__WHAT IS NEEDED__. Here are records with pictures in them. Copy all of them exactly and leave the pictures out.

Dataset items
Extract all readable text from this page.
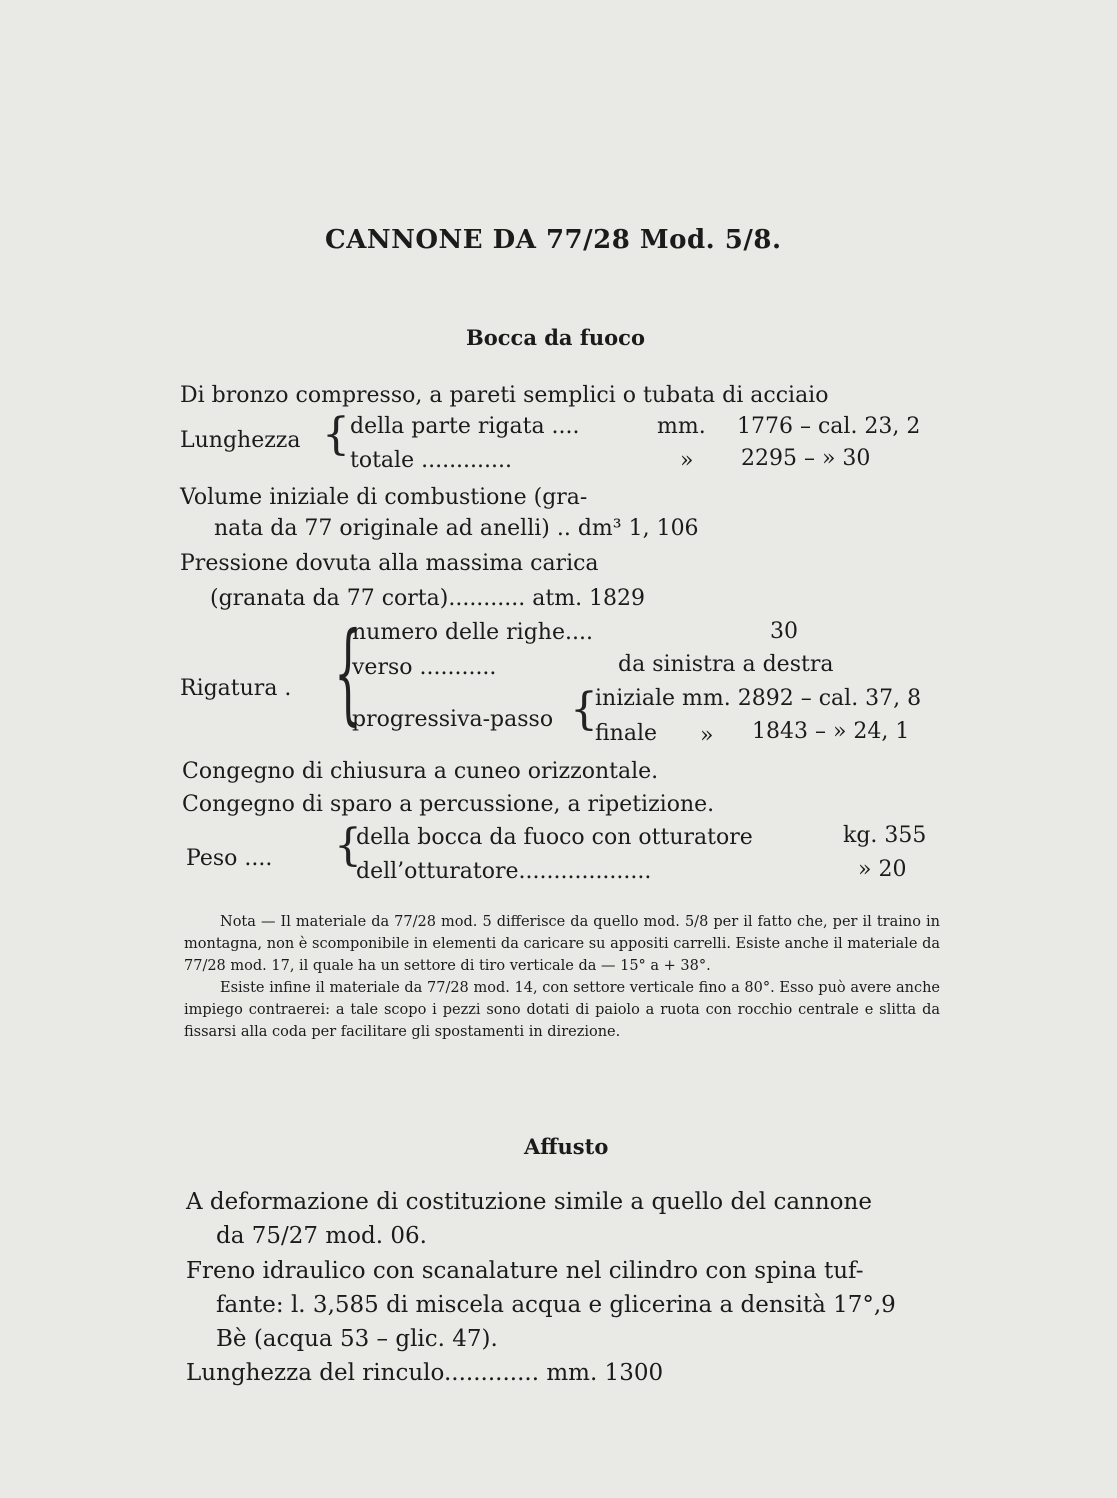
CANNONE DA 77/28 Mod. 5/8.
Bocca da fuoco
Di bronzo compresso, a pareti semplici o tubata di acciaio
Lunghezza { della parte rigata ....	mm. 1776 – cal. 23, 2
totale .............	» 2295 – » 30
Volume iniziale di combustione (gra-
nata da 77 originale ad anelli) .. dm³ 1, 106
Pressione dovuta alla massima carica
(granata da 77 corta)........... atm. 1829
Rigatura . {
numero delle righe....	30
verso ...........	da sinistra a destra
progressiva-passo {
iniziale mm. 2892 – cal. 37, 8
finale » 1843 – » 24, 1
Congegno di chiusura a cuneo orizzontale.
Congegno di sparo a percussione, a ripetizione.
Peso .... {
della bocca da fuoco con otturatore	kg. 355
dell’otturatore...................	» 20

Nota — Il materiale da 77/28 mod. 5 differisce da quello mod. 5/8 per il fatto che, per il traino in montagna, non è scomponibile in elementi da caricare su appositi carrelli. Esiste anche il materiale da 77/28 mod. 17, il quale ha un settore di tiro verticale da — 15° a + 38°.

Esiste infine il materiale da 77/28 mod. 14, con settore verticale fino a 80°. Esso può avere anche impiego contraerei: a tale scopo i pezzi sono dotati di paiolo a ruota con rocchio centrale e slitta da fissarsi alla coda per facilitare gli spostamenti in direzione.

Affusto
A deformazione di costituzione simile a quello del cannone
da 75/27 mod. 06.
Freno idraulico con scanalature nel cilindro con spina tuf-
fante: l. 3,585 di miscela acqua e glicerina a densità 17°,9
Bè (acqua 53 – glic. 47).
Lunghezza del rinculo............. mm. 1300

__WRITTEN RESPONSE__.
Extract all readable text from this page.
CANNONE DA 77/28 Mod. 5/8.
Bocca da fuoco
Di bronzo compresso, a pareti semplici o tubata di acciaio
Lunghezza { della parte rigata ....	mm. 1776 – cal. 23, 2
totale .............	» 2295 – » 30
Volume iniziale di combustione (gra-
nata da 77 originale ad anelli) .. dm³ 1, 106
Pressione dovuta alla massima carica
(granata da 77 corta)........... atm. 1829
Rigatura . {
numero delle righe....	30
verso ...........	da sinistra a destra
progressiva-passo {
iniziale mm. 2892 – cal. 37, 8
finale » 1843 – » 24, 1
Congegno di chiusura a cuneo orizzontale.
Congegno di sparo a percussione, a ripetizione.
Peso .... {
della bocca da fuoco con otturatore	kg. 355
dell’otturatore...................	» 20

Nota — Il materiale da 77/28 mod. 5 differisce da quello mod. 5/8 per il fatto che, per il traino in montagna, non è scomponibile in elementi da caricare su appositi carrelli. Esiste anche il materiale da 77/28 mod. 17, il quale ha un settore di tiro verticale da — 15° a + 38°.

Esiste infine il materiale da 77/28 mod. 14, con settore verticale fino a 80°. Esso può avere anche impiego contraerei: a tale scopo i pezzi sono dotati di paiolo a ruota con rocchio centrale e slitta da fissarsi alla coda per facilitare gli spostamenti in direzione.

Affusto
A deformazione di costituzione simile a quello del cannone
da 75/27 mod. 06.
Freno idraulico con scanalature nel cilindro con spina tuf-
fante: l. 3,585 di miscela acqua e glicerina a densità 17°,9
Bè (acqua 53 – glic. 47).
Lunghezza del rinculo............. mm. 1300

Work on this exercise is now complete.